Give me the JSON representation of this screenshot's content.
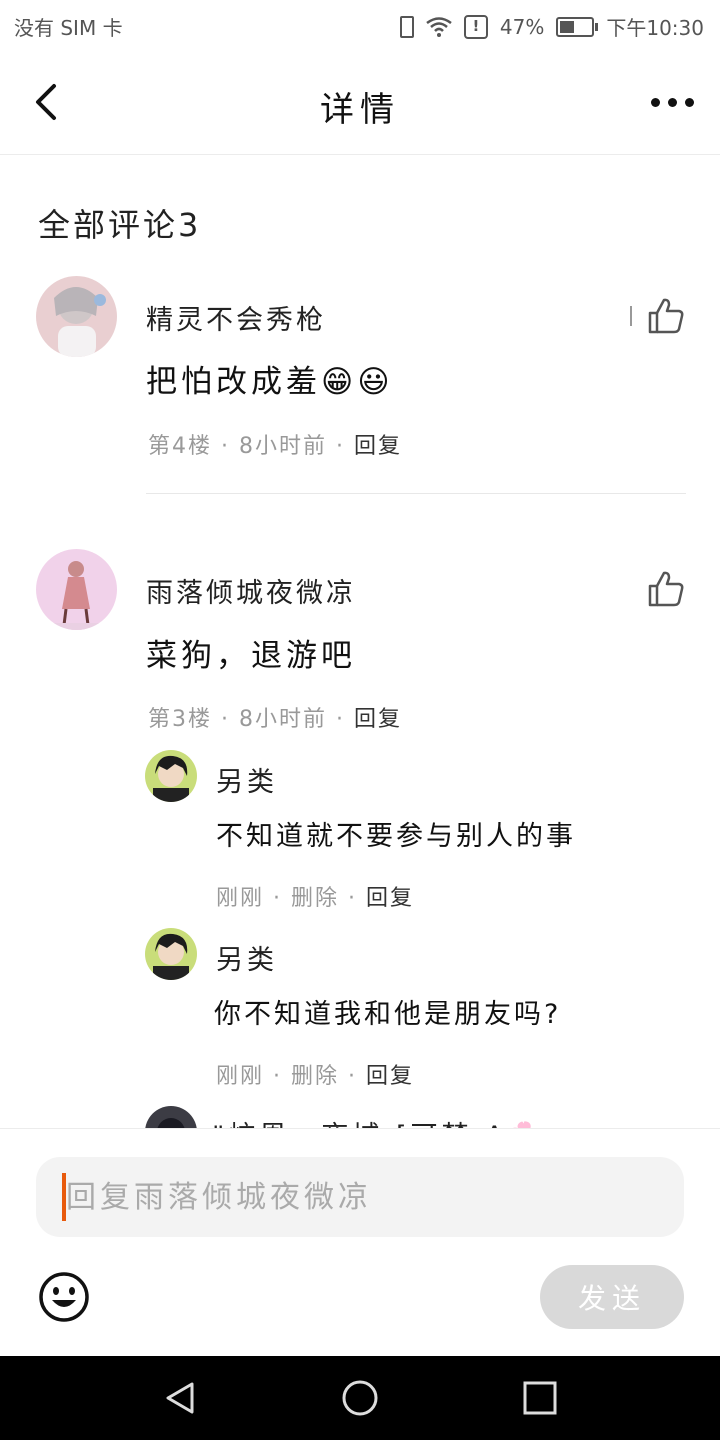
{
  "status_bar": {
    "carrier": "没有 SIM 卡",
    "battery": "47%",
    "battery_level": 0.47,
    "time": "下午10:30"
  },
  "header": {
    "title": "详情"
  },
  "comments": {
    "section_title": "全部评论3",
    "items": [
      {
        "name": "精灵不会秀枪",
        "content": "把怕改成羞😁😃",
        "floor": "第4楼",
        "time": "8小时前",
        "reply_label": "回复"
      },
      {
        "name": "雨落倾城夜微凉",
        "content": "菜狗，退游吧",
        "floor": "第3楼",
        "time": "8小时前",
        "reply_label": "回复",
        "replies": [
          {
            "name": "另类",
            "content": "不知道就不要参与别人的事",
            "time": "刚刚",
            "delete_label": "删除",
            "reply_label": "回复"
          },
          {
            "name": "另类",
            "content": "你不知道我和他是朋友吗?",
            "time": "刚刚",
            "delete_label": "删除",
            "reply_label": "回复"
          },
          {
            "name": "\"炫恩，夜城 [可梦 A🌸"
          }
        ]
      }
    ]
  },
  "composer": {
    "placeholder": "回复雨落倾城夜微凉",
    "send_label": "发送"
  },
  "icons": {
    "back": "chevron-left-icon",
    "more": "more-horizontal-icon",
    "like": "thumbs-up-icon",
    "emoji": "smiley-icon"
  },
  "colors": {
    "accent": "#e85a0c",
    "send_disabled": "#d9d9d9"
  }
}
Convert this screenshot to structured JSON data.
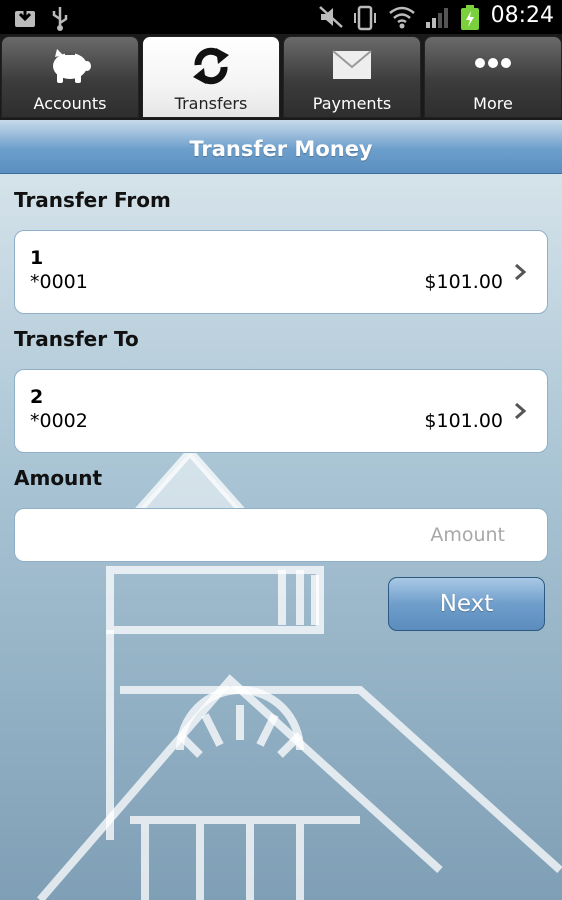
{
  "status_bar": {
    "time": "08:24",
    "icons": [
      "download-icon",
      "usb-icon",
      "mute-icon",
      "vibrate-icon",
      "wifi-icon",
      "signal-icon",
      "battery-charging-icon"
    ],
    "battery_color": "#7bd13b"
  },
  "tabs": [
    {
      "label": "Accounts",
      "icon": "piggy-bank-icon",
      "active": false
    },
    {
      "label": "Transfers",
      "icon": "transfer-arrows-icon",
      "active": true
    },
    {
      "label": "Payments",
      "icon": "envelope-icon",
      "active": false
    },
    {
      "label": "More",
      "icon": "more-dots-icon",
      "active": false
    }
  ],
  "page": {
    "title": "Transfer Money"
  },
  "transfer_from": {
    "label": "Transfer From",
    "account": {
      "name": "1",
      "number": "*0001",
      "balance": "$101.00"
    }
  },
  "transfer_to": {
    "label": "Transfer To",
    "account": {
      "name": "2",
      "number": "*0002",
      "balance": "$101.00"
    }
  },
  "amount": {
    "label": "Amount",
    "value": "",
    "placeholder": "Amount"
  },
  "actions": {
    "next_label": "Next"
  },
  "colors": {
    "accent": "#6d9fcc",
    "title_text": "#ffffff",
    "card_border": "#8fb0c8"
  }
}
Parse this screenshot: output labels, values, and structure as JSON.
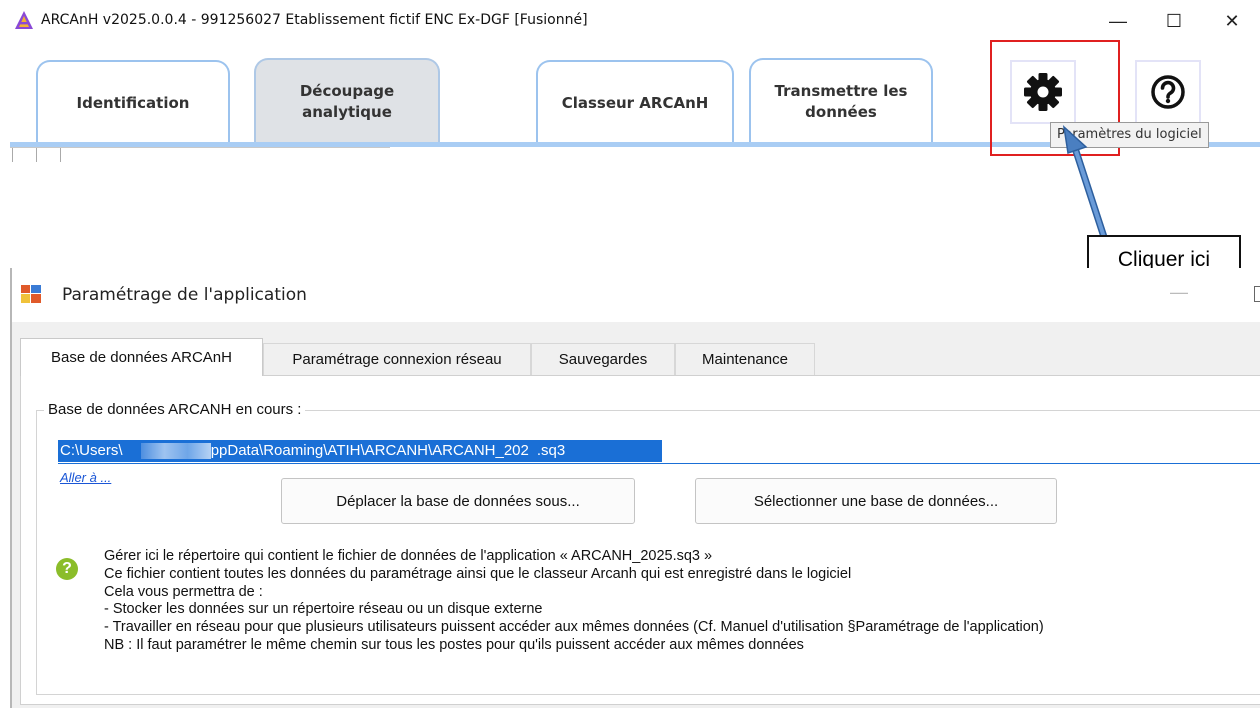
{
  "main_window": {
    "title": "ARCAnH v2025.0.0.4 - 991256027 Etablissement fictif ENC Ex-DGF [Fusionné]",
    "logo_letter": "A",
    "controls": {
      "minimize": "—",
      "maximize": "☐",
      "close": "✕"
    },
    "tabs": [
      {
        "label": "Identification",
        "active": false
      },
      {
        "label": "Découpage analytique",
        "active": true
      },
      {
        "label": "Classeur ARCAnH",
        "active": false
      },
      {
        "label": "Transmettre les données",
        "active": false
      }
    ],
    "settings_icon": "gear-icon",
    "help_icon": "question-circle-icon",
    "tooltip": "Paramètres du logiciel"
  },
  "annotation": {
    "callout": "Cliquer ici",
    "highlight_color": "#e02020",
    "arrow_color": "#4a7fc1"
  },
  "dialog": {
    "title": "Paramétrage de l'application",
    "tabs": [
      {
        "label": "Base de données ARCAnH",
        "active": true
      },
      {
        "label": "Paramétrage connexion réseau",
        "active": false
      },
      {
        "label": "Sauvegardes",
        "active": false
      },
      {
        "label": "Maintenance",
        "active": false
      }
    ],
    "group_title": "Base de données ARCANH en cours :",
    "path_prefix": "C:\\Users\\",
    "path_suffix": "\\AppData\\Roaming\\ATIH\\ARCANH\\ARCANH_202",
    "path_end": ".sq3",
    "goto_link": "Aller à ...",
    "buttons": {
      "move": "Déplacer la base de données sous...",
      "select": "Sélectionner une base de données..."
    },
    "help_lines": [
      "Gérer ici le répertoire qui contient le fichier de données de l'application « ARCANH_2025.sq3 »",
      "Ce fichier contient toutes les données du paramétrage ainsi que le classeur Arcanh qui est enregistré dans le logiciel",
      "Cela vous permettra de :",
      " - Stocker les données sur un répertoire réseau ou un disque externe",
      " - Travailler en réseau pour que plusieurs utilisateurs puissent accéder aux mêmes données (Cf. Manuel d'utilisation §Paramétrage de l'application)",
      "NB : Il faut paramétrer le même chemin sur tous les postes pour qu'ils puissent accéder aux mêmes données"
    ],
    "help_symbol": "?"
  }
}
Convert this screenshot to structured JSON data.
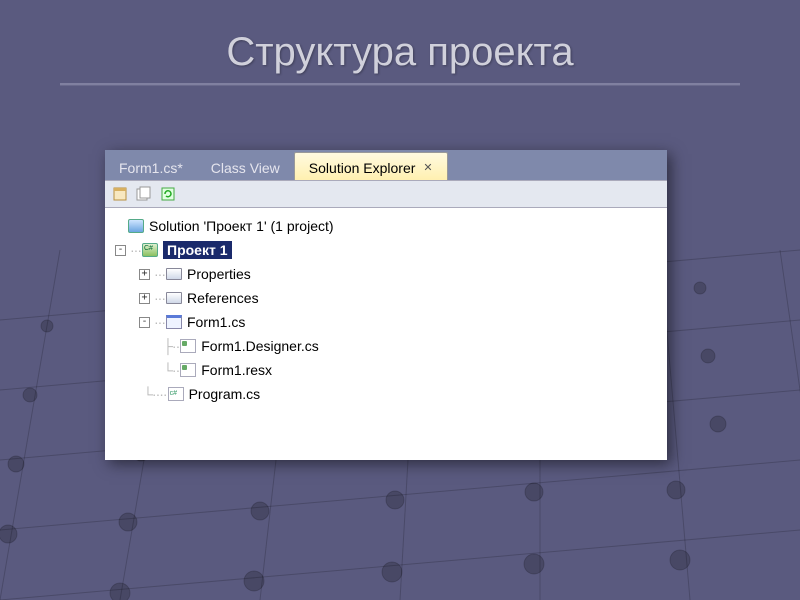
{
  "slide": {
    "title": "Структура проекта"
  },
  "tabs": {
    "form_tab": "Form1.cs*",
    "class_view": "Class View",
    "solution_explorer": "Solution Explorer"
  },
  "tree": {
    "solution": "Solution 'Проект 1' (1 project)",
    "project": "Проект 1",
    "properties": "Properties",
    "references": "References",
    "form1": "Form1.cs",
    "form1_designer": "Form1.Designer.cs",
    "form1_resx": "Form1.resx",
    "program": "Program.cs"
  }
}
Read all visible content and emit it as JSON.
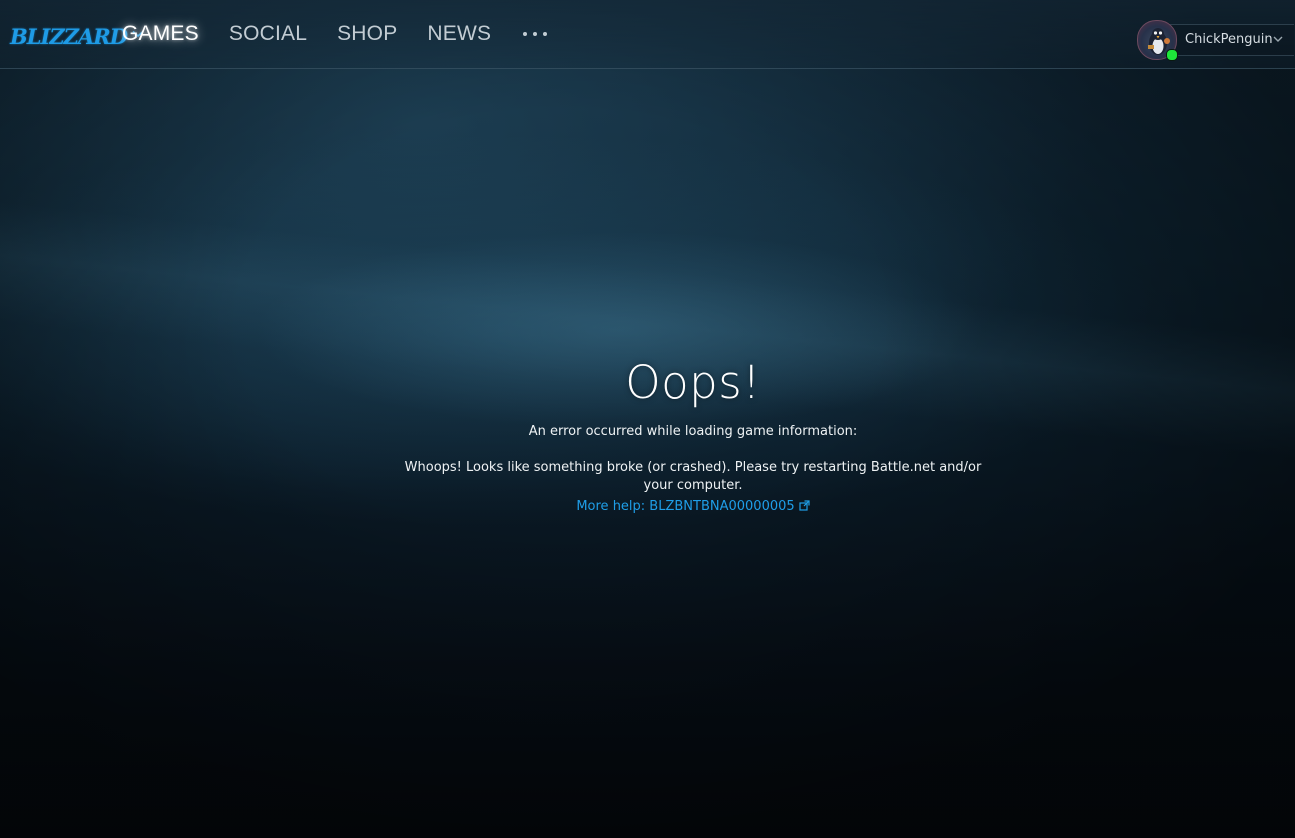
{
  "header": {
    "logo_text": "BLIZZARD",
    "nav": [
      {
        "label": "GAMES",
        "active": true
      },
      {
        "label": "SOCIAL",
        "active": false
      },
      {
        "label": "SHOP",
        "active": false
      },
      {
        "label": "NEWS",
        "active": false
      }
    ],
    "more_icon": "more-dots-icon"
  },
  "account": {
    "username": "ChickPenguin",
    "status": "online",
    "status_color": "#1ee63a"
  },
  "error": {
    "title": "Oops!",
    "subtitle": "An error occurred while loading game information:",
    "detail": "Whoops! Looks like something broke (or crashed). Please try restarting Battle.net and/or your computer.",
    "help_link": "More help: BLZBNTBNA00000005",
    "link_icon": "external-link-icon"
  },
  "colors": {
    "accent": "#1f9ee8",
    "logo": "#1e9be6",
    "text": "#ffffff",
    "nav_inactive": "#c2ccd3"
  }
}
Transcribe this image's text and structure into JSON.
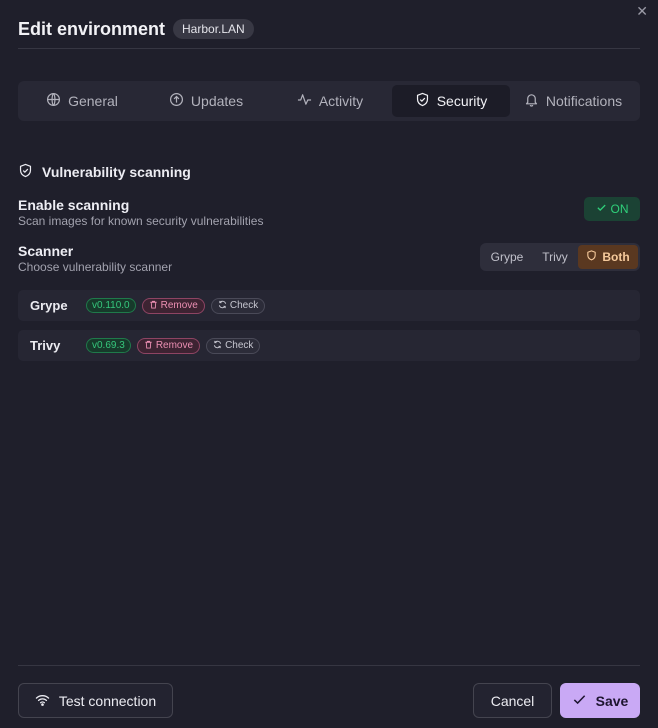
{
  "header": {
    "title": "Edit environment",
    "env_badge": "Harbor.LAN",
    "close_glyph": "✕"
  },
  "tabs": [
    {
      "label": "General",
      "icon": "globe-icon",
      "active": false
    },
    {
      "label": "Updates",
      "icon": "circle-arrow-up-icon",
      "active": false
    },
    {
      "label": "Activity",
      "icon": "activity-icon",
      "active": false
    },
    {
      "label": "Security",
      "icon": "shield-icon",
      "active": true
    },
    {
      "label": "Notifications",
      "icon": "bell-icon",
      "active": false
    }
  ],
  "section": {
    "title": "Vulnerability scanning",
    "icon": "shield-check-icon"
  },
  "enable_scanning": {
    "label": "Enable scanning",
    "description": "Scan images for known security vulnerabilities",
    "toggle_label": "ON",
    "enabled": true
  },
  "scanner": {
    "label": "Scanner",
    "description": "Choose vulnerability scanner",
    "options": [
      "Grype",
      "Trivy",
      "Both"
    ],
    "selected": "Both"
  },
  "scanners": [
    {
      "name": "Grype",
      "version": "v0.110.0",
      "remove_label": "Remove",
      "check_label": "Check"
    },
    {
      "name": "Trivy",
      "version": "v0.69.3",
      "remove_label": "Remove",
      "check_label": "Check"
    }
  ],
  "footer": {
    "test_label": "Test connection",
    "cancel_label": "Cancel",
    "save_label": "Save"
  },
  "colors": {
    "background": "#1f1f2b",
    "accent_save": "#c9a9f5",
    "toggle_on": "#2fd07a",
    "scanner_selected": "#5a3820"
  }
}
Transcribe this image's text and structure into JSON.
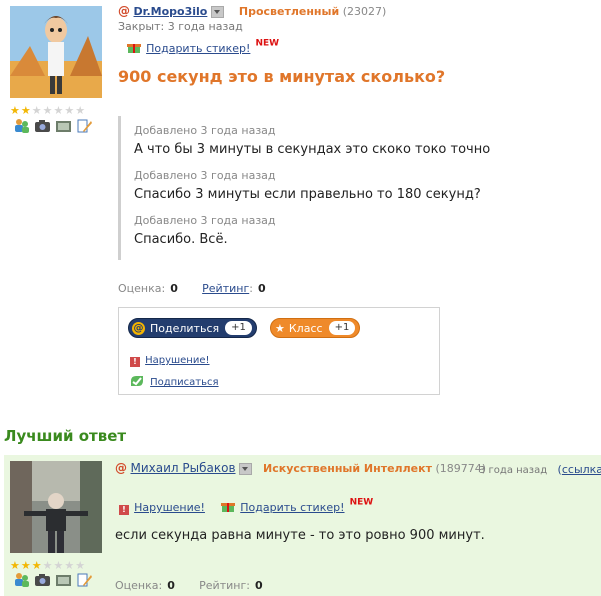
{
  "question": {
    "author": {
      "name": "Dr.Моро3ilo",
      "rank": "Просветленный",
      "points": "(23027)",
      "stars_filled": 2,
      "stars_total": 7
    },
    "status": "Закрыт: 3 года назад",
    "gift_sticker": "Подарить стикер!",
    "new_badge": "NEW",
    "title": "900 секунд это в минутах сколько?",
    "additions": [
      {
        "meta": "Добавлено 3 года назад",
        "text": "А что бы 3 минуты в секундах это скоко токо точно"
      },
      {
        "meta": "Добавлено 3 года назад",
        "text": "Спасибо 3 минуты если правельно то 180 секунд?"
      },
      {
        "meta": "Добавлено 3 года назад",
        "text": "Спасибо. Всё."
      }
    ],
    "score_label": "Оценка:",
    "score_value": "0",
    "rating_label": "Рейтинг",
    "rating_colon": ":",
    "rating_value": "0"
  },
  "share": {
    "share_label": "Поделиться",
    "share_count": "+1",
    "class_label": "Класс",
    "class_count": "+1",
    "report": "Нарушение!",
    "subscribe": "Подписаться"
  },
  "best": {
    "heading": "Лучший ответ",
    "author": {
      "name": "Михаил Рыбаков",
      "rank": "Искусственный Интеллект",
      "points": "(189774)",
      "stars_filled": 3,
      "stars_total": 7
    },
    "time": "3 года назад",
    "link_open": "(",
    "link": "ссылка",
    "link_close": ")",
    "report": "Нарушение!",
    "gift_sticker": "Подарить стикер!",
    "new_badge": "NEW",
    "text": "если секунда равна минуте - то это ровно 900 минут.",
    "score_label": "Оценка:",
    "score_value": "0",
    "rating_label": "Рейтинг:",
    "rating_value": "0"
  },
  "colors": {
    "accent_orange": "#e0762a",
    "link_blue": "#2a4b8d",
    "best_green": "#3a8a1e",
    "best_bg": "#eaf7e0"
  }
}
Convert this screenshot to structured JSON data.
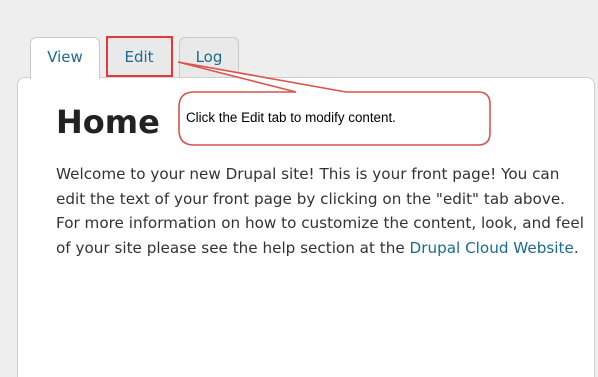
{
  "tabs": [
    {
      "label": "View",
      "active": true
    },
    {
      "label": "Edit",
      "active": false,
      "highlighted": true
    },
    {
      "label": "Log",
      "active": false
    }
  ],
  "content": {
    "title": "Home",
    "body_text": "Welcome to your new Drupal site! This is your front page! You can edit the text of your front page by clicking on the \"edit\" tab above. For more information on how to customize the content, look, and feel of your site please see the help section at the ",
    "link_text": "Drupal Cloud Website",
    "after_link": "."
  },
  "callout": {
    "text": "Click the Edit tab to modify content."
  },
  "colors": {
    "link": "#1a6b8f",
    "highlight_border": "#e03a3a",
    "callout_border": "#d9534f",
    "background": "#eeeeee"
  }
}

──────

▶ **Problem to work on**: Pick every line with "répertoire" in it and copy it.

▶ **Complete output**:
      "Gérer ici le répertoire qui contient le fichier de données de l'application « ARCANH_2025.sq3 »",
      " - Stocker les données sur un répertoire réseau ou un disque externe",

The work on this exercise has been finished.